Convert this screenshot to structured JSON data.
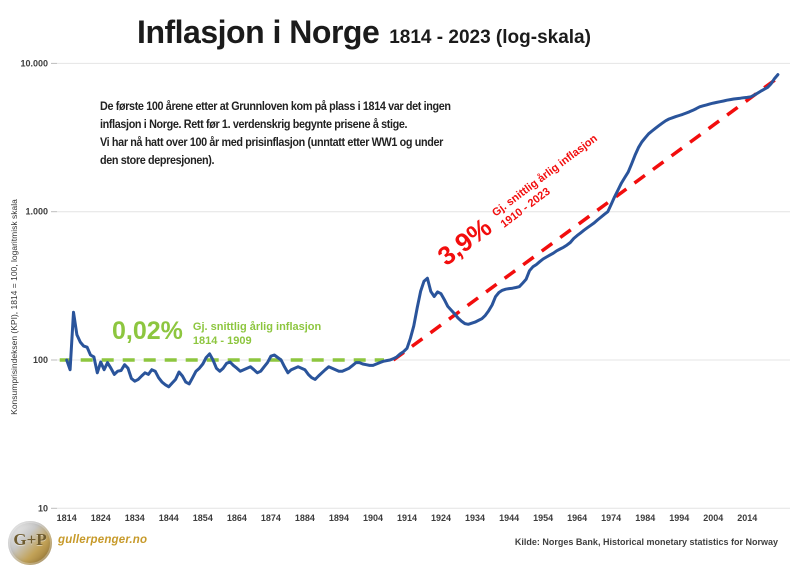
{
  "title": {
    "main": "Inflasjon i Norge",
    "sub": "1814 - 2023 (log-skala)"
  },
  "annotation": {
    "lines": [
      "De første 100 årene etter at Grunnloven kom på plass i 1814 var det ingen",
      "inflasjon i Norge. Rett før 1. verdenskrig begynte prisene å stige.",
      "Vi har nå hatt over 100 år med prisinflasjon (unntatt etter WW1 og under",
      "den store depresjonen)."
    ]
  },
  "labels": {
    "green": {
      "pct": "0,02%",
      "line1": "Gj. snittlig årlig inflasjon",
      "line2": "1814 - 1909"
    },
    "red": {
      "pct": "3,9%",
      "line1": "Gj. snittlig årlig inflasjon",
      "line2": "1910 - 2023"
    }
  },
  "y_axis": {
    "title": "Konsumprisindeksen (KPI), 1814 = 100, logaritmisk skala",
    "ticks": [
      "10.000",
      "1.000",
      "100",
      "10"
    ],
    "tick_values": [
      10000,
      1000,
      100,
      10
    ]
  },
  "x_axis": {
    "ticks": [
      1814,
      1824,
      1834,
      1844,
      1854,
      1864,
      1874,
      1884,
      1894,
      1904,
      1914,
      1924,
      1934,
      1944,
      1954,
      1964,
      1974,
      1984,
      1994,
      2004,
      2014
    ]
  },
  "source": "Kilde: Norges Bank, Historical monetary statistics for Norway",
  "branding": {
    "site": "gullerpenger.no",
    "logo_text": "G+P"
  },
  "colors": {
    "line_blue": "#2a549b",
    "green": "#8dc63f",
    "red": "#f20d0d",
    "grid": "#e4e4e4",
    "tick": "#bdbdbd",
    "gold": "#c79a2a"
  },
  "chart_data": {
    "type": "line",
    "title": "Inflasjon i Norge 1814 - 2023 (log-skala)",
    "xlabel": "",
    "ylabel": "Konsumprisindeksen (KPI), 1814 = 100, logaritmisk skala",
    "y_scale": "log",
    "ylim": [
      10,
      10000
    ],
    "xlim": [
      1814,
      2023
    ],
    "grid": "horizontal",
    "legend_position": "none",
    "series": [
      {
        "name": "Konsumprisindeksen (KPI), 1814 = 100",
        "style": "solid",
        "start_year": 1814,
        "values": [
          100,
          86,
          210,
          148,
          132,
          124,
          122,
          108,
          105,
          82,
          97,
          86,
          96,
          88,
          80,
          84,
          85,
          93,
          88,
          75,
          72,
          74,
          78,
          82,
          80,
          86,
          84,
          76,
          71,
          68,
          66,
          70,
          74,
          83,
          78,
          71,
          69,
          76,
          84,
          88,
          94,
          104,
          110,
          100,
          88,
          84,
          88,
          95,
          97,
          92,
          88,
          84,
          86,
          88,
          90,
          86,
          82,
          84,
          90,
          96,
          106,
          108,
          104,
          100,
          90,
          82,
          86,
          88,
          90,
          88,
          86,
          80,
          76,
          74,
          78,
          82,
          86,
          90,
          88,
          86,
          84,
          84,
          86,
          88,
          92,
          96,
          96,
          94,
          93,
          92,
          92,
          94,
          96,
          98,
          99,
          100,
          102,
          105,
          110,
          114,
          120,
          140,
          170,
          225,
          290,
          340,
          356,
          290,
          268,
          288,
          280,
          255,
          230,
          217,
          205,
          192,
          183,
          176,
          174,
          177,
          180,
          185,
          190,
          200,
          215,
          235,
          267,
          285,
          295,
          300,
          303,
          305,
          308,
          312,
          330,
          350,
          400,
          425,
          440,
          460,
          480,
          495,
          510,
          525,
          545,
          560,
          575,
          595,
          620,
          660,
          690,
          720,
          750,
          780,
          810,
          840,
          880,
          920,
          960,
          1000,
          1120,
          1260,
          1400,
          1560,
          1700,
          1850,
          2100,
          2400,
          2700,
          2950,
          3150,
          3350,
          3500,
          3650,
          3800,
          3950,
          4100,
          4220,
          4300,
          4380,
          4450,
          4530,
          4620,
          4720,
          4830,
          4960,
          5100,
          5180,
          5250,
          5330,
          5400,
          5460,
          5520,
          5580,
          5650,
          5700,
          5750,
          5790,
          5830,
          5870,
          5900,
          5950,
          6100,
          6300,
          6500,
          6700,
          6900,
          7300,
          7900,
          8400
        ]
      },
      {
        "name": "Gj. snittlig årlig inflasjon 1814 - 1909 (0,02%)",
        "style": "dashed",
        "points": [
          [
            1814,
            100
          ],
          [
            1909,
            100
          ]
        ]
      },
      {
        "name": "Gj. snittlig årlig inflasjon 1910 - 2023 (3,9%)",
        "style": "dashed",
        "points": [
          [
            1910,
            100
          ],
          [
            2023,
            8000
          ]
        ]
      }
    ]
  }
}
.....
#### Exercise objective:
Retype all of the entries exactly as written, leaving out any images.

#### Written answer:
Convert this screenshot to structured JSON data.
{
  "title": {
    "main": "Inflasjon i Norge",
    "sub": "1814 - 2023 (log-skala)"
  },
  "annotation": {
    "lines": [
      "De første 100 årene etter at Grunnloven kom på plass i 1814 var det ingen",
      "inflasjon i Norge. Rett før 1. verdenskrig begynte prisene å stige.",
      "Vi har nå hatt over 100 år med prisinflasjon (unntatt etter WW1 og under",
      "den store depresjonen)."
    ]
  },
  "labels": {
    "green": {
      "pct": "0,02%",
      "line1": "Gj. snittlig årlig inflasjon",
      "line2": "1814 - 1909"
    },
    "red": {
      "pct": "3,9%",
      "line1": "Gj. snittlig årlig inflasjon",
      "line2": "1910 - 2023"
    }
  },
  "y_axis": {
    "title": "Konsumprisindeksen (KPI), 1814 = 100, logaritmisk skala",
    "ticks": [
      "10.000",
      "1.000",
      "100",
      "10"
    ],
    "tick_values": [
      10000,
      1000,
      100,
      10
    ]
  },
  "x_axis": {
    "ticks": [
      1814,
      1824,
      1834,
      1844,
      1854,
      1864,
      1874,
      1884,
      1894,
      1904,
      1914,
      1924,
      1934,
      1944,
      1954,
      1964,
      1974,
      1984,
      1994,
      2004,
      2014
    ]
  },
  "source": "Kilde: Norges Bank, Historical monetary statistics for Norway",
  "branding": {
    "site": "gullerpenger.no",
    "logo_text": "G+P"
  },
  "colors": {
    "line_blue": "#2a549b",
    "green": "#8dc63f",
    "red": "#f20d0d",
    "grid": "#e4e4e4",
    "tick": "#bdbdbd",
    "gold": "#c79a2a"
  },
  "chart_data": {
    "type": "line",
    "title": "Inflasjon i Norge 1814 - 2023 (log-skala)",
    "xlabel": "",
    "ylabel": "Konsumprisindeksen (KPI), 1814 = 100, logaritmisk skala",
    "y_scale": "log",
    "ylim": [
      10,
      10000
    ],
    "xlim": [
      1814,
      2023
    ],
    "grid": "horizontal",
    "legend_position": "none",
    "series": [
      {
        "name": "Konsumprisindeksen (KPI), 1814 = 100",
        "style": "solid",
        "start_year": 1814,
        "values": [
          100,
          86,
          210,
          148,
          132,
          124,
          122,
          108,
          105,
          82,
          97,
          86,
          96,
          88,
          80,
          84,
          85,
          93,
          88,
          75,
          72,
          74,
          78,
          82,
          80,
          86,
          84,
          76,
          71,
          68,
          66,
          70,
          74,
          83,
          78,
          71,
          69,
          76,
          84,
          88,
          94,
          104,
          110,
          100,
          88,
          84,
          88,
          95,
          97,
          92,
          88,
          84,
          86,
          88,
          90,
          86,
          82,
          84,
          90,
          96,
          106,
          108,
          104,
          100,
          90,
          82,
          86,
          88,
          90,
          88,
          86,
          80,
          76,
          74,
          78,
          82,
          86,
          90,
          88,
          86,
          84,
          84,
          86,
          88,
          92,
          96,
          96,
          94,
          93,
          92,
          92,
          94,
          96,
          98,
          99,
          100,
          102,
          105,
          110,
          114,
          120,
          140,
          170,
          225,
          290,
          340,
          356,
          290,
          268,
          288,
          280,
          255,
          230,
          217,
          205,
          192,
          183,
          176,
          174,
          177,
          180,
          185,
          190,
          200,
          215,
          235,
          267,
          285,
          295,
          300,
          303,
          305,
          308,
          312,
          330,
          350,
          400,
          425,
          440,
          460,
          480,
          495,
          510,
          525,
          545,
          560,
          575,
          595,
          620,
          660,
          690,
          720,
          750,
          780,
          810,
          840,
          880,
          920,
          960,
          1000,
          1120,
          1260,
          1400,
          1560,
          1700,
          1850,
          2100,
          2400,
          2700,
          2950,
          3150,
          3350,
          3500,
          3650,
          3800,
          3950,
          4100,
          4220,
          4300,
          4380,
          4450,
          4530,
          4620,
          4720,
          4830,
          4960,
          5100,
          5180,
          5250,
          5330,
          5400,
          5460,
          5520,
          5580,
          5650,
          5700,
          5750,
          5790,
          5830,
          5870,
          5900,
          5950,
          6100,
          6300,
          6500,
          6700,
          6900,
          7300,
          7900,
          8400
        ]
      },
      {
        "name": "Gj. snittlig årlig inflasjon 1814 - 1909 (0,02%)",
        "style": "dashed",
        "points": [
          [
            1814,
            100
          ],
          [
            1909,
            100
          ]
        ]
      },
      {
        "name": "Gj. snittlig årlig inflasjon 1910 - 2023 (3,9%)",
        "style": "dashed",
        "points": [
          [
            1910,
            100
          ],
          [
            2023,
            8000
          ]
        ]
      }
    ]
  }
}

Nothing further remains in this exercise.